The data:
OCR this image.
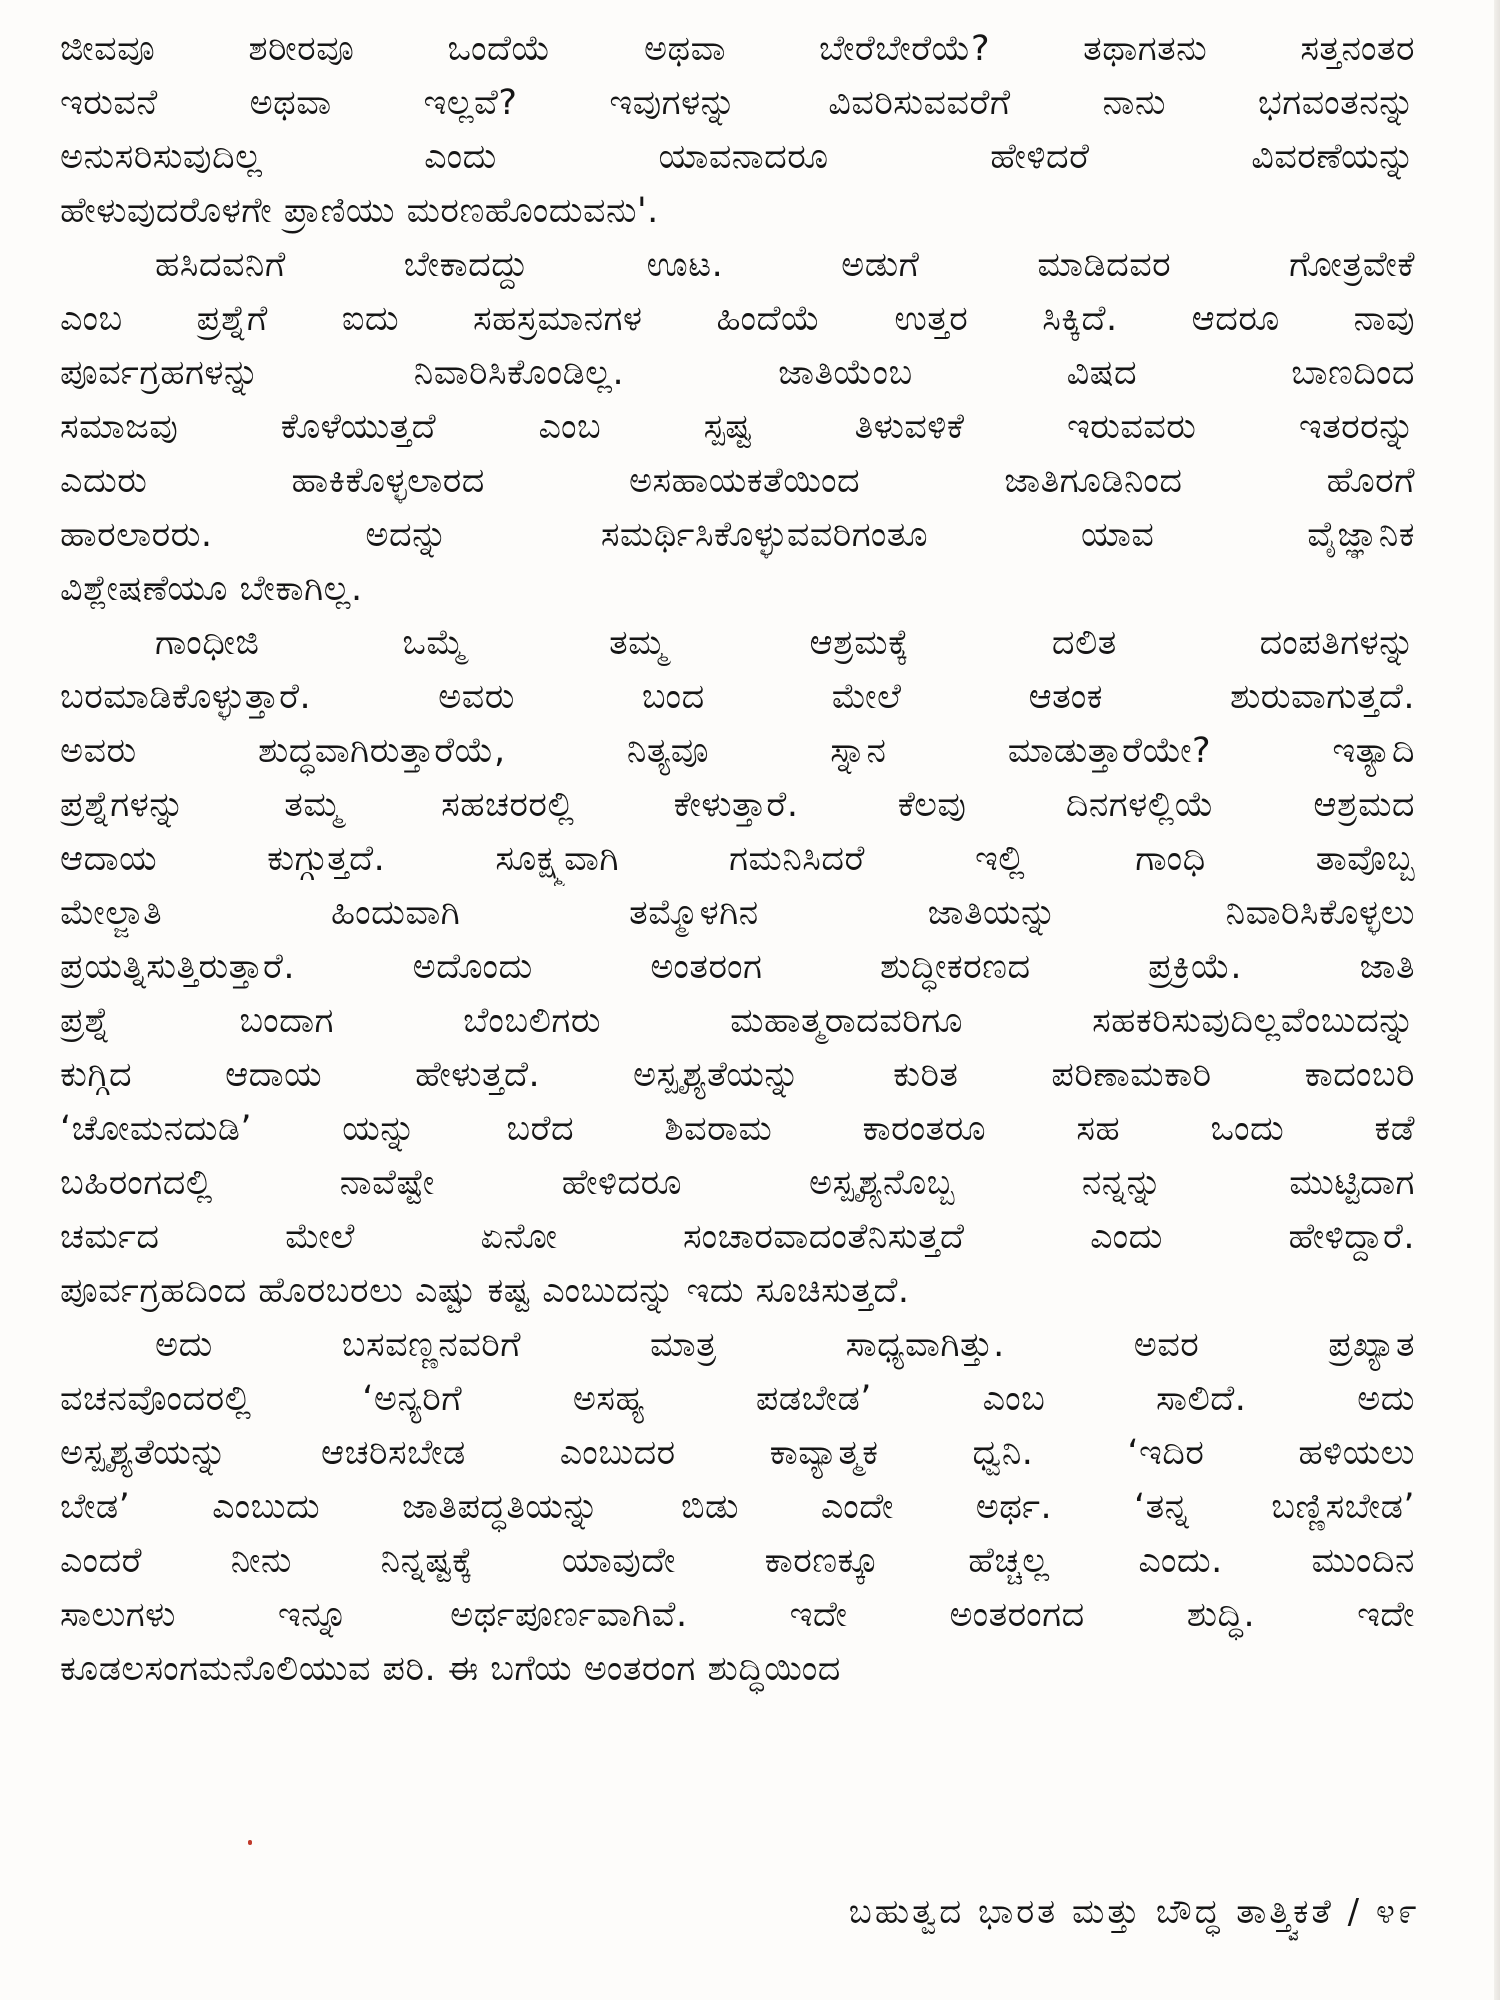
ಜೀವವೂ ಶರೀರವೂ ಒಂದೆಯೆ ಅಥವಾ ಬೇರೆಬೇರೆಯೆ? ತಥಾಗತನು ಸತ್ತನಂತರ
ಇರುವನೆ ಅಥವಾ ಇಲ್ಲವೆ? ಇವುಗಳನ್ನು ವಿವರಿಸುವವರೆಗೆ ನಾನು ಭಗವಂತನನ್ನು
ಅನುಸರಿಸುವುದಿಲ್ಲ ಎಂದು ಯಾವನಾದರೂ ಹೇಳಿದರೆ ವಿವರಣೆಯನ್ನು
ಹೇಳುವುದರೊಳಗೇ ಪ್ರಾಣಿಯು ಮರಣಹೊಂದುವನು'.
ಹಸಿದವನಿಗೆ ಬೇಕಾದದ್ದು ಊಟ. ಅಡುಗೆ ಮಾಡಿದವರ ಗೋತ್ರವೇಕೆ
ಎಂಬ ಪ್ರಶ್ನೆಗೆ ಐದು ಸಹಸ್ರಮಾನಗಳ ಹಿಂದೆಯೆ ಉತ್ತರ ಸಿಕ್ಕಿದೆ. ಆದರೂ ನಾವು
ಪೂರ್ವಗ್ರಹಗಳನ್ನು ನಿವಾರಿಸಿಕೊಂಡಿಲ್ಲ. ಜಾತಿಯೆಂಬ ವಿಷದ ಬಾಣದಿಂದ
ಸಮಾಜವು ಕೊಳೆಯುತ್ತದೆ ಎಂಬ ಸ್ಪಷ್ಟ ತಿಳುವಳಿಕೆ ಇರುವವರು ಇತರರನ್ನು
ಎದುರು ಹಾಕಿಕೊಳ್ಳಲಾರದ ಅಸಹಾಯಕತೆಯಿಂದ ಜಾತಿಗೂಡಿನಿಂದ ಹೊರಗೆ
ಹಾರಲಾರರು. ಅದನ್ನು ಸಮರ್ಥಿಸಿಕೊಳ್ಳುವವರಿಗಂತೂ ಯಾವ ವೈಜ್ಞಾನಿಕ
ವಿಶ್ಲೇಷಣೆಯೂ ಬೇಕಾಗಿಲ್ಲ.
ಗಾಂಧೀಜಿ ಒಮ್ಮೆ ತಮ್ಮ ಆಶ್ರಮಕ್ಕೆ ದಲಿತ ದಂಪತಿಗಳನ್ನು
ಬರಮಾಡಿಕೊಳ್ಳುತ್ತಾರೆ. ಅವರು ಬಂದ ಮೇಲೆ ಆತಂಕ ಶುರುವಾಗುತ್ತದೆ.
ಅವರು ಶುದ್ಧವಾಗಿರುತ್ತಾರೆಯೆ, ನಿತ್ಯವೂ ಸ್ನಾನ ಮಾಡುತ್ತಾರೆಯೇ? ಇತ್ಯಾದಿ
ಪ್ರಶ್ನೆಗಳನ್ನು ತಮ್ಮ ಸಹಚರರಲ್ಲಿ ಕೇಳುತ್ತಾರೆ. ಕೆಲವು ದಿನಗಳಲ್ಲಿಯೆ ಆಶ್ರಮದ
ಆದಾಯ ಕುಗ್ಗುತ್ತದೆ. ಸೂಕ್ಷ್ಮವಾಗಿ ಗಮನಿಸಿದರೆ ಇಲ್ಲಿ ಗಾಂಧಿ ತಾವೊಬ್ಬ
ಮೇಲ್ಜಾತಿ ಹಿಂದುವಾಗಿ ತಮ್ಮೊಳಗಿನ ಜಾತಿಯನ್ನು ನಿವಾರಿಸಿಕೊಳ್ಳಲು
ಪ್ರಯತ್ನಿಸುತ್ತಿರುತ್ತಾರೆ. ಅದೊಂದು ಅಂತರಂಗ ಶುದ್ಧೀಕರಣದ ಪ್ರಕ್ರಿಯೆ. ಜಾತಿ
ಪ್ರಶ್ನೆ ಬಂದಾಗ ಬೆಂಬಲಿಗರು ಮಹಾತ್ಮರಾದವರಿಗೂ ಸಹಕರಿಸುವುದಿಲ್ಲವೆಂಬುದನ್ನು
ಕುಗ್ಗಿದ ಆದಾಯ ಹೇಳುತ್ತದೆ. ಅಸ್ಪೃಶ್ಯತೆಯನ್ನು ಕುರಿತ ಪರಿಣಾಮಕಾರಿ ಕಾದಂಬರಿ
‘ಚೋಮನದುಡಿ’ ಯನ್ನು ಬರೆದ ಶಿವರಾಮ ಕಾರಂತರೂ ಸಹ ಒಂದು ಕಡೆ
ಬಹಿರಂಗದಲ್ಲಿ ನಾವೆಷ್ಟೇ ಹೇಳಿದರೂ ಅಸ್ಪೃಶ್ಯನೊಬ್ಬ ನನ್ನನ್ನು ಮುಟ್ಟಿದಾಗ
ಚರ್ಮದ ಮೇಲೆ ಏನೋ ಸಂಚಾರವಾದಂತೆನಿಸುತ್ತದೆ ಎಂದು ಹೇಳಿದ್ದಾರೆ.
ಪೂರ್ವಗ್ರಹದಿಂದ ಹೊರಬರಲು ಎಷ್ಟು ಕಷ್ಟ ಎಂಬುದನ್ನು ಇದು ಸೂಚಿಸುತ್ತದೆ.
ಅದು ಬಸವಣ್ಣನವರಿಗೆ ಮಾತ್ರ ಸಾಧ್ಯವಾಗಿತ್ತು. ಅವರ ಪ್ರಖ್ಯಾತ
ವಚನವೊಂದರಲ್ಲಿ ‘ಅನ್ಯರಿಗೆ ಅಸಹ್ಯ ಪಡಬೇಡ’ ಎಂಬ ಸಾಲಿದೆ. ಅದು
ಅಸ್ಪೃಶ್ಯತೆಯನ್ನು ಆಚರಿಸಬೇಡ ಎಂಬುದರ ಕಾವ್ಯಾತ್ಮಕ ಧ್ವನಿ. ‘ಇದಿರ ಹಳಿಯಲು
ಬೇಡ’ ಎಂಬುದು ಜಾತಿಪದ್ಧತಿಯನ್ನು ಬಿಡು ಎಂದೇ ಅರ್ಥ. ‘ತನ್ನ ಬಣ್ಣಿಸಬೇಡ’
ಎಂದರೆ ನೀನು ನಿನ್ನಷ್ಟಕ್ಕೆ ಯಾವುದೇ ಕಾರಣಕ್ಕೂ ಹೆಚ್ಚಲ್ಲ ಎಂದು. ಮುಂದಿನ
ಸಾಲುಗಳು ಇನ್ನೂ ಅರ್ಥಪೂರ್ಣವಾಗಿವೆ. ಇದೇ ಅಂತರಂಗದ ಶುದ್ಧಿ. ಇದೇ
ಕೂಡಲಸಂಗಮನೊಲಿಯುವ ಪರಿ. ಈ ಬಗೆಯ ಅಂತರಂಗ ಶುದ್ಧಿಯಿಂದ
ಬಹುತ್ವದ ಭಾರತ ಮತ್ತು ಬೌದ್ಧ ತಾತ್ತ್ವಿಕತೆ / ೪೯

Exercise requirements:
Copy every record above exactly as written, but leave out the pictures.

In response:
OCR this image.
ಜೀವವೂ ಶರೀರವೂ ಒಂದೆಯೆ ಅಥವಾ ಬೇರೆಬೇರೆಯೆ? ತಥಾಗತನು ಸತ್ತನಂತರ
ಇರುವನೆ ಅಥವಾ ಇಲ್ಲವೆ? ಇವುಗಳನ್ನು ವಿವರಿಸುವವರೆಗೆ ನಾನು ಭಗವಂತನನ್ನು
ಅನುಸರಿಸುವುದಿಲ್ಲ ಎಂದು ಯಾವನಾದರೂ ಹೇಳಿದರೆ ವಿವರಣೆಯನ್ನು
ಹೇಳುವುದರೊಳಗೇ ಪ್ರಾಣಿಯು ಮರಣಹೊಂದುವನು'.
ಹಸಿದವನಿಗೆ ಬೇಕಾದದ್ದು ಊಟ. ಅಡುಗೆ ಮಾಡಿದವರ ಗೋತ್ರವೇಕೆ
ಎಂಬ ಪ್ರಶ್ನೆಗೆ ಐದು ಸಹಸ್ರಮಾನಗಳ ಹಿಂದೆಯೆ ಉತ್ತರ ಸಿಕ್ಕಿದೆ. ಆದರೂ ನಾವು
ಪೂರ್ವಗ್ರಹಗಳನ್ನು ನಿವಾರಿಸಿಕೊಂಡಿಲ್ಲ. ಜಾತಿಯೆಂಬ ವಿಷದ ಬಾಣದಿಂದ
ಸಮಾಜವು ಕೊಳೆಯುತ್ತದೆ ಎಂಬ ಸ್ಪಷ್ಟ ತಿಳುವಳಿಕೆ ಇರುವವರು ಇತರರನ್ನು
ಎದುರು ಹಾಕಿಕೊಳ್ಳಲಾರದ ಅಸಹಾಯಕತೆಯಿಂದ ಜಾತಿಗೂಡಿನಿಂದ ಹೊರಗೆ
ಹಾರಲಾರರು. ಅದನ್ನು ಸಮರ್ಥಿಸಿಕೊಳ್ಳುವವರಿಗಂತೂ ಯಾವ ವೈಜ್ಞಾನಿಕ
ವಿಶ್ಲೇಷಣೆಯೂ ಬೇಕಾಗಿಲ್ಲ.
ಗಾಂಧೀಜಿ ಒಮ್ಮೆ ತಮ್ಮ ಆಶ್ರಮಕ್ಕೆ ದಲಿತ ದಂಪತಿಗಳನ್ನು
ಬರಮಾಡಿಕೊಳ್ಳುತ್ತಾರೆ. ಅವರು ಬಂದ ಮೇಲೆ ಆತಂಕ ಶುರುವಾಗುತ್ತದೆ.
ಅವರು ಶುದ್ಧವಾಗಿರುತ್ತಾರೆಯೆ, ನಿತ್ಯವೂ ಸ್ನಾನ ಮಾಡುತ್ತಾರೆಯೇ? ಇತ್ಯಾದಿ
ಪ್ರಶ್ನೆಗಳನ್ನು ತಮ್ಮ ಸಹಚರರಲ್ಲಿ ಕೇಳುತ್ತಾರೆ. ಕೆಲವು ದಿನಗಳಲ್ಲಿಯೆ ಆಶ್ರಮದ
ಆದಾಯ ಕುಗ್ಗುತ್ತದೆ. ಸೂಕ್ಷ್ಮವಾಗಿ ಗಮನಿಸಿದರೆ ಇಲ್ಲಿ ಗಾಂಧಿ ತಾವೊಬ್ಬ
ಮೇಲ್ಜಾತಿ ಹಿಂದುವಾಗಿ ತಮ್ಮೊಳಗಿನ ಜಾತಿಯನ್ನು ನಿವಾರಿಸಿಕೊಳ್ಳಲು
ಪ್ರಯತ್ನಿಸುತ್ತಿರುತ್ತಾರೆ. ಅದೊಂದು ಅಂತರಂಗ ಶುದ್ಧೀಕರಣದ ಪ್ರಕ್ರಿಯೆ. ಜಾತಿ
ಪ್ರಶ್ನೆ ಬಂದಾಗ ಬೆಂಬಲಿಗರು ಮಹಾತ್ಮರಾದವರಿಗೂ ಸಹಕರಿಸುವುದಿಲ್ಲವೆಂಬುದನ್ನು
ಕುಗ್ಗಿದ ಆದಾಯ ಹೇಳುತ್ತದೆ. ಅಸ್ಪೃಶ್ಯತೆಯನ್ನು ಕುರಿತ ಪರಿಣಾಮಕಾರಿ ಕಾದಂಬರಿ
‘ಚೋಮನದುಡಿ’ ಯನ್ನು ಬರೆದ ಶಿವರಾಮ ಕಾರಂತರೂ ಸಹ ಒಂದು ಕಡೆ
ಬಹಿರಂಗದಲ್ಲಿ ನಾವೆಷ್ಟೇ ಹೇಳಿದರೂ ಅಸ್ಪೃಶ್ಯನೊಬ್ಬ ನನ್ನನ್ನು ಮುಟ್ಟಿದಾಗ
ಚರ್ಮದ ಮೇಲೆ ಏನೋ ಸಂಚಾರವಾದಂತೆನಿಸುತ್ತದೆ ಎಂದು ಹೇಳಿದ್ದಾರೆ.
ಪೂರ್ವಗ್ರಹದಿಂದ ಹೊರಬರಲು ಎಷ್ಟು ಕಷ್ಟ ಎಂಬುದನ್ನು ಇದು ಸೂಚಿಸುತ್ತದೆ.
ಅದು ಬಸವಣ್ಣನವರಿಗೆ ಮಾತ್ರ ಸಾಧ್ಯವಾಗಿತ್ತು. ಅವರ ಪ್ರಖ್ಯಾತ
ವಚನವೊಂದರಲ್ಲಿ ‘ಅನ್ಯರಿಗೆ ಅಸಹ್ಯ ಪಡಬೇಡ’ ಎಂಬ ಸಾಲಿದೆ. ಅದು
ಅಸ್ಪೃಶ್ಯತೆಯನ್ನು ಆಚರಿಸಬೇಡ ಎಂಬುದರ ಕಾವ್ಯಾತ್ಮಕ ಧ್ವನಿ. ‘ಇದಿರ ಹಳಿಯಲು
ಬೇಡ’ ಎಂಬುದು ಜಾತಿಪದ್ಧತಿಯನ್ನು ಬಿಡು ಎಂದೇ ಅರ್ಥ. ‘ತನ್ನ ಬಣ್ಣಿಸಬೇಡ’
ಎಂದರೆ ನೀನು ನಿನ್ನಷ್ಟಕ್ಕೆ ಯಾವುದೇ ಕಾರಣಕ್ಕೂ ಹೆಚ್ಚಲ್ಲ ಎಂದು. ಮುಂದಿನ
ಸಾಲುಗಳು ಇನ್ನೂ ಅರ್ಥಪೂರ್ಣವಾಗಿವೆ. ಇದೇ ಅಂತರಂಗದ ಶುದ್ಧಿ. ಇದೇ
ಕೂಡಲಸಂಗಮನೊಲಿಯುವ ಪರಿ. ಈ ಬಗೆಯ ಅಂತರಂಗ ಶುದ್ಧಿಯಿಂದ
ಬಹುತ್ವದ ಭಾರತ ಮತ್ತು ಬೌದ್ಧ ತಾತ್ತ್ವಿಕತೆ / ೪೯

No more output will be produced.